§ Goal
Report the number of lines containing "JSON", with no other words.

================

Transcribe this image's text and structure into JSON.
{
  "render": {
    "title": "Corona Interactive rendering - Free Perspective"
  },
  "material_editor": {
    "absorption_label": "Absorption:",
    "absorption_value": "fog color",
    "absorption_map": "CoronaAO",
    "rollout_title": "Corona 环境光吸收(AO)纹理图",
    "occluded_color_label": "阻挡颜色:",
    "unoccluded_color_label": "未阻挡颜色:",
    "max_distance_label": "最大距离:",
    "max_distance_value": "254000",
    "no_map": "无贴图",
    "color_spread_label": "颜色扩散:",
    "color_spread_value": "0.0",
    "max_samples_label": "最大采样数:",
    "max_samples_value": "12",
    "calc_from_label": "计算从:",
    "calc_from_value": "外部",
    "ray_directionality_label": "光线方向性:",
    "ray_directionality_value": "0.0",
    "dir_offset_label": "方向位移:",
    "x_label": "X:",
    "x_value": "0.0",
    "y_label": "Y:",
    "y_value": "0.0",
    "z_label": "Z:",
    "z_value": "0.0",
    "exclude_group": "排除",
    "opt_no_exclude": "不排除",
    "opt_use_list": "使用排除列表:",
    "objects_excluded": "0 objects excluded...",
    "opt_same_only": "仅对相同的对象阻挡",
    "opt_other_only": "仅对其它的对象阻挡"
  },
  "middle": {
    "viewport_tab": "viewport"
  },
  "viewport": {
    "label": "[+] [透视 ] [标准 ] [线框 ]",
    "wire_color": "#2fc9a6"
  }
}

================

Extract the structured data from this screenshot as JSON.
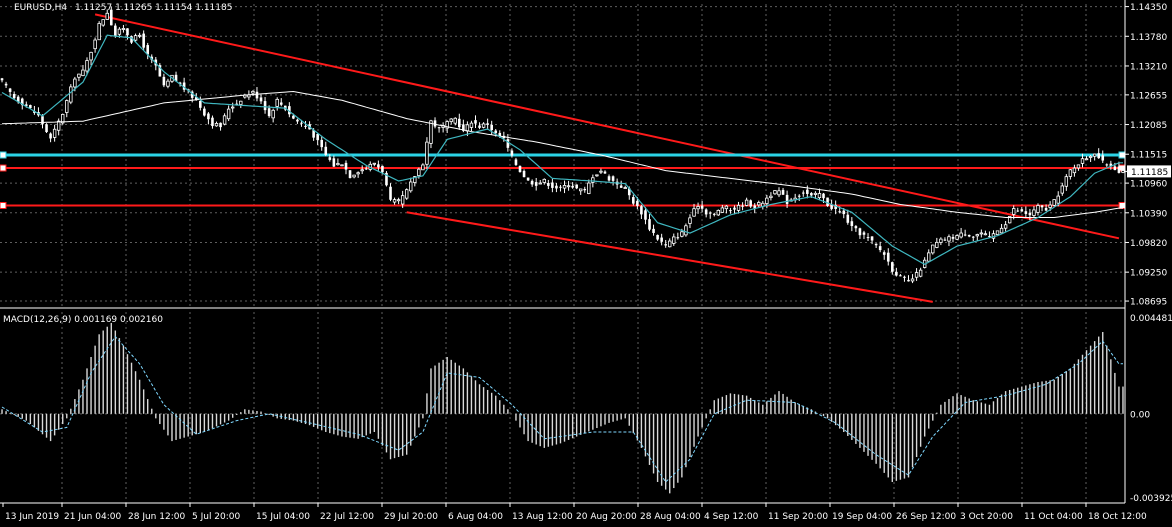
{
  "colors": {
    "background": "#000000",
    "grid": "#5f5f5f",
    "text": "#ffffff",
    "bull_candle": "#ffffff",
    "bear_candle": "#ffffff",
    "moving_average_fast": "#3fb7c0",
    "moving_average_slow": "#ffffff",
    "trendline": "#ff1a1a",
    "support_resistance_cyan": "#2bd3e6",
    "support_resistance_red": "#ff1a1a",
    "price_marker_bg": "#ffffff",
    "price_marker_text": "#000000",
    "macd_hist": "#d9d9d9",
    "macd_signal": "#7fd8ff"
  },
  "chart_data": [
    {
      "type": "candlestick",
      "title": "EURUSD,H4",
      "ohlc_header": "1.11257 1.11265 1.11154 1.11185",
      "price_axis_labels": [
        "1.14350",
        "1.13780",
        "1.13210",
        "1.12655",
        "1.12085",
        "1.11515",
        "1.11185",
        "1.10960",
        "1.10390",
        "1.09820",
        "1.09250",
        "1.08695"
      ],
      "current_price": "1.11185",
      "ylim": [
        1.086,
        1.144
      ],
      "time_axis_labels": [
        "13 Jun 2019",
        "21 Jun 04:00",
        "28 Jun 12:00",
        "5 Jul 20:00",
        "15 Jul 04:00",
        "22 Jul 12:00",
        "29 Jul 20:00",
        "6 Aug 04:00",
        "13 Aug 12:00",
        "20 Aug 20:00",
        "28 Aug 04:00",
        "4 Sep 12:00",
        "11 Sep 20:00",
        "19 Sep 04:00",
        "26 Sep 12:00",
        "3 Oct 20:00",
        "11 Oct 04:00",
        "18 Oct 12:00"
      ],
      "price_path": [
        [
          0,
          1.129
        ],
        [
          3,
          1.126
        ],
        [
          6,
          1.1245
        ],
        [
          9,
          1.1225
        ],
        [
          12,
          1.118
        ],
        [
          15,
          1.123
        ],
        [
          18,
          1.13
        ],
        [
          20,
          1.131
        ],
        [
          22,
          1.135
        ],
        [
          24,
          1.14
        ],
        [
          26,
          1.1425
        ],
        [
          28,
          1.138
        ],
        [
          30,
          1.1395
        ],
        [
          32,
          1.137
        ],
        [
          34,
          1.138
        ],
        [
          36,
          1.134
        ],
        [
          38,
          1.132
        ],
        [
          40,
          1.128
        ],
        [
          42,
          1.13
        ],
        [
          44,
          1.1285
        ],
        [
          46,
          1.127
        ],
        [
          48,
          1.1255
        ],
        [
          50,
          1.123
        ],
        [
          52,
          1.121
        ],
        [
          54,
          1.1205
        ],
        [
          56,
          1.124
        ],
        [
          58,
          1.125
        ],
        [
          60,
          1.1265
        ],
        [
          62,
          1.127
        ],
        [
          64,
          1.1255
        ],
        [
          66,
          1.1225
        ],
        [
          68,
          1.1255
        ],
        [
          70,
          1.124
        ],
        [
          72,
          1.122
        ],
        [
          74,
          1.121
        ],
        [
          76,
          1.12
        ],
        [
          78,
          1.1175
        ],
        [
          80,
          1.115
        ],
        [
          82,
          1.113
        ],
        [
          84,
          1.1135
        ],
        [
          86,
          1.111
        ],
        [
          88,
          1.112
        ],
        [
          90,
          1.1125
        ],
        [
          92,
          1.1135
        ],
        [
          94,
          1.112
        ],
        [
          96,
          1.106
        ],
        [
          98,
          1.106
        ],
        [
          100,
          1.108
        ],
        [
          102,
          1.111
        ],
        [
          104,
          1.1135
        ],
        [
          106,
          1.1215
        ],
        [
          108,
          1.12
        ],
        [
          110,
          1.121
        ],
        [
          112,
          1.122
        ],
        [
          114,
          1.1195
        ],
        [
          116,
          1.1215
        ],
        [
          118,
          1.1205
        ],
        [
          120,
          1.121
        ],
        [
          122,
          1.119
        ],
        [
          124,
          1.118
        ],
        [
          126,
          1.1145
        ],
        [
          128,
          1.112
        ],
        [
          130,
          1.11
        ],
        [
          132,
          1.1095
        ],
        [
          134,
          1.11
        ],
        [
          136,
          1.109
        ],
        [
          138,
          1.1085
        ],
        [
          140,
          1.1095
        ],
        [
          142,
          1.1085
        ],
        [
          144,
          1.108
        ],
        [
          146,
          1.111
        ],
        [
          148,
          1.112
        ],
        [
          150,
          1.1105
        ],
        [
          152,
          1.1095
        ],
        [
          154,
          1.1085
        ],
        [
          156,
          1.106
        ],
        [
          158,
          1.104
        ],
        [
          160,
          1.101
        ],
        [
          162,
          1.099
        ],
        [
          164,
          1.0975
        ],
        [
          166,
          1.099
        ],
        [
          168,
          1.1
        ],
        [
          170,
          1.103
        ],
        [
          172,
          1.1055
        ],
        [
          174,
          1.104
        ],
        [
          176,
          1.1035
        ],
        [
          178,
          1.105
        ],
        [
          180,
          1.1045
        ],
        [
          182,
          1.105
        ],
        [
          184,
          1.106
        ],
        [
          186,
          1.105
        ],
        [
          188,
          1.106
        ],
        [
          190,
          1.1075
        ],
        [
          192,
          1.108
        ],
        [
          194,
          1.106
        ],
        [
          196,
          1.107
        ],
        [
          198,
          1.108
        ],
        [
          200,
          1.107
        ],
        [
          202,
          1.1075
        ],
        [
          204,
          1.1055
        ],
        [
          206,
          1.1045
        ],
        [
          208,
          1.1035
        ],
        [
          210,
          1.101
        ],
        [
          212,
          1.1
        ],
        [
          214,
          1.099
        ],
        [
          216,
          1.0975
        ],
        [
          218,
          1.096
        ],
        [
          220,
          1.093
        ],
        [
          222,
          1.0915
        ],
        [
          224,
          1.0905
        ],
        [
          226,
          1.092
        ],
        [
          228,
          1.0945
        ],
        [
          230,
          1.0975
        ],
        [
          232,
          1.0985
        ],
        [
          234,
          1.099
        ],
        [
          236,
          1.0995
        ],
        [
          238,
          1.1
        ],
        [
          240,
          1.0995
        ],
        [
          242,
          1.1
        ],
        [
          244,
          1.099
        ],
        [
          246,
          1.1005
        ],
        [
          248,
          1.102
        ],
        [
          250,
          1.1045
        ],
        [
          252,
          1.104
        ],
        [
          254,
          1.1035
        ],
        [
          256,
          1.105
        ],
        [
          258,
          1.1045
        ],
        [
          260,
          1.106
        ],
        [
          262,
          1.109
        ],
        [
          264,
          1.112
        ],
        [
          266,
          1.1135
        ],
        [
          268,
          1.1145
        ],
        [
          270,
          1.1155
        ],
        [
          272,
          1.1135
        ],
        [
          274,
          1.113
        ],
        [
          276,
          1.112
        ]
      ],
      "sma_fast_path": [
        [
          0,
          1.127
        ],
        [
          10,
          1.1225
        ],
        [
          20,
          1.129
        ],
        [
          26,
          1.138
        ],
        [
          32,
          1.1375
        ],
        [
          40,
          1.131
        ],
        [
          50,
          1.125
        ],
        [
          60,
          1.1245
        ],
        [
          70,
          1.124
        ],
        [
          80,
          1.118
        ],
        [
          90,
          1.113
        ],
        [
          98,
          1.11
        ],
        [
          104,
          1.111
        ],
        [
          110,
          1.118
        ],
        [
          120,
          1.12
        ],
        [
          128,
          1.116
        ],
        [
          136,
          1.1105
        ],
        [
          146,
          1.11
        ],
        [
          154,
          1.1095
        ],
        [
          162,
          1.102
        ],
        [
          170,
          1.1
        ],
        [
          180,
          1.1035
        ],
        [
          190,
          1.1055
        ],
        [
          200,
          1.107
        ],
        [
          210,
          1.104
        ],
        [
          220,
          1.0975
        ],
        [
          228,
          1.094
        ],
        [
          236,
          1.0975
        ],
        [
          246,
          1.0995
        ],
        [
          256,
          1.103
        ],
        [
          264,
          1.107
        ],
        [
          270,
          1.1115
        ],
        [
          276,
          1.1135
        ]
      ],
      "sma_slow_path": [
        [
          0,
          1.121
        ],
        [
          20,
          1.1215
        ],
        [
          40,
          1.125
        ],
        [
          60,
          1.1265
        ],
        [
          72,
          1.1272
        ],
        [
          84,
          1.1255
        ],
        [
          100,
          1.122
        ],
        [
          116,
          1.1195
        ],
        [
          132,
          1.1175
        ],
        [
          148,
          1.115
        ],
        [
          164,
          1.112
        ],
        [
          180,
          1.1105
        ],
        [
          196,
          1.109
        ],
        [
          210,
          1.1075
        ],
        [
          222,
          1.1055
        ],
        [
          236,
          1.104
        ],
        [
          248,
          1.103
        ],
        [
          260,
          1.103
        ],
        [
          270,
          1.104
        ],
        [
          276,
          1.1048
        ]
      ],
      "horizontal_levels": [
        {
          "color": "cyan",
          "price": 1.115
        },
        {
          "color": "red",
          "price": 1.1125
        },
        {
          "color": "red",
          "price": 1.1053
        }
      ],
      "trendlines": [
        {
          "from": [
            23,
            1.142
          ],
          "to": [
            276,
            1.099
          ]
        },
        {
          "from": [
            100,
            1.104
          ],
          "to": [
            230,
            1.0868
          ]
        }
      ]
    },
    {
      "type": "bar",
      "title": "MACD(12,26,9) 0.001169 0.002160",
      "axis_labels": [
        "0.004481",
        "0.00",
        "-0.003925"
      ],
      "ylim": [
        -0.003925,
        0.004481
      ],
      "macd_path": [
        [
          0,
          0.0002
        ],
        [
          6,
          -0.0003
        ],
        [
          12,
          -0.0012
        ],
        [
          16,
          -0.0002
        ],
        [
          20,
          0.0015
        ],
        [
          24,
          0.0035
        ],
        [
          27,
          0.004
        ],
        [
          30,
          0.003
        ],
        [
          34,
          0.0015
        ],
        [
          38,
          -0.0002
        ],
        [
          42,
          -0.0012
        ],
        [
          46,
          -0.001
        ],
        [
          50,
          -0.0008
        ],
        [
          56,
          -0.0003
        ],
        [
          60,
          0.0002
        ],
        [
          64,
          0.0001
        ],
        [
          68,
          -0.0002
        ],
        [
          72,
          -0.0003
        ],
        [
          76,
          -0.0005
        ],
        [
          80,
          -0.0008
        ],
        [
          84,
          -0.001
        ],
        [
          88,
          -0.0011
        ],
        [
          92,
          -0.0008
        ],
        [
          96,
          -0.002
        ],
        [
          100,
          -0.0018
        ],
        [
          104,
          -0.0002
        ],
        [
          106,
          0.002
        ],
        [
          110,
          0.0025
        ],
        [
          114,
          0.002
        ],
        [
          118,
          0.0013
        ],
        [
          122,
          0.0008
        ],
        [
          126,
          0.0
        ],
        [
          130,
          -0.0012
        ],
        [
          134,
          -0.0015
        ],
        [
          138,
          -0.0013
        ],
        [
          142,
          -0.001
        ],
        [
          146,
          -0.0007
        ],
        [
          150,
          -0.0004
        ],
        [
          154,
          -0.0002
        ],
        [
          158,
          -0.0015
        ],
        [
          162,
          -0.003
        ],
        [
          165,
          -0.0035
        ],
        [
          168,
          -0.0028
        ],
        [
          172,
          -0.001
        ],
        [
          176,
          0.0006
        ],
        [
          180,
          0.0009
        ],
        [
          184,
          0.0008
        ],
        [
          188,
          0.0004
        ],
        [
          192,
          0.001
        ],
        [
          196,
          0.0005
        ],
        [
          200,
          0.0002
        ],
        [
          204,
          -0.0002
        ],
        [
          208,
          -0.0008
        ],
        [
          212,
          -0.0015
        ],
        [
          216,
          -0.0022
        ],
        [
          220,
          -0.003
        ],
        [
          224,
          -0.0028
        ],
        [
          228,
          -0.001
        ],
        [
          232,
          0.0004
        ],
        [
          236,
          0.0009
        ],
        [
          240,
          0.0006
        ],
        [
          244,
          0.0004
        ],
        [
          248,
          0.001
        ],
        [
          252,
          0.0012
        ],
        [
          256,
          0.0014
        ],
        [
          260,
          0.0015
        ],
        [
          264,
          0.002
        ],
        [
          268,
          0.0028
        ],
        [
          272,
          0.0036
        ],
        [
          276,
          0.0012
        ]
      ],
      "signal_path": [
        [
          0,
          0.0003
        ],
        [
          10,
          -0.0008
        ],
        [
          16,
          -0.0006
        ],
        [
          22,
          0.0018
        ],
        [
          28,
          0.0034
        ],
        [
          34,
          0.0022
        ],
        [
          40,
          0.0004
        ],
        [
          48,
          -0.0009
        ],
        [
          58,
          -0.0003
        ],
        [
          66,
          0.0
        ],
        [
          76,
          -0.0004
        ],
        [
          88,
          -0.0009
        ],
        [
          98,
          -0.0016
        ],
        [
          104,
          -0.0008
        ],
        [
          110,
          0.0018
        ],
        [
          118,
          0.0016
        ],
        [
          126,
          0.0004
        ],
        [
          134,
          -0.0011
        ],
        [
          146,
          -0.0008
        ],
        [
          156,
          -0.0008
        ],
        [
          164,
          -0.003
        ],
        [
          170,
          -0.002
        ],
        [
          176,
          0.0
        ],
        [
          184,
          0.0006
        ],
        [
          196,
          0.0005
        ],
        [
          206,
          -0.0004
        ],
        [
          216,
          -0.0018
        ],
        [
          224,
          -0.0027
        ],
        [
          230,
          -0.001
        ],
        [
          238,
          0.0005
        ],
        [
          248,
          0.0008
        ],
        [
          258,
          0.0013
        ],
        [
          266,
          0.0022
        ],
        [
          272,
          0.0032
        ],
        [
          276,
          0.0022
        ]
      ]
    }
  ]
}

================

§ The result
2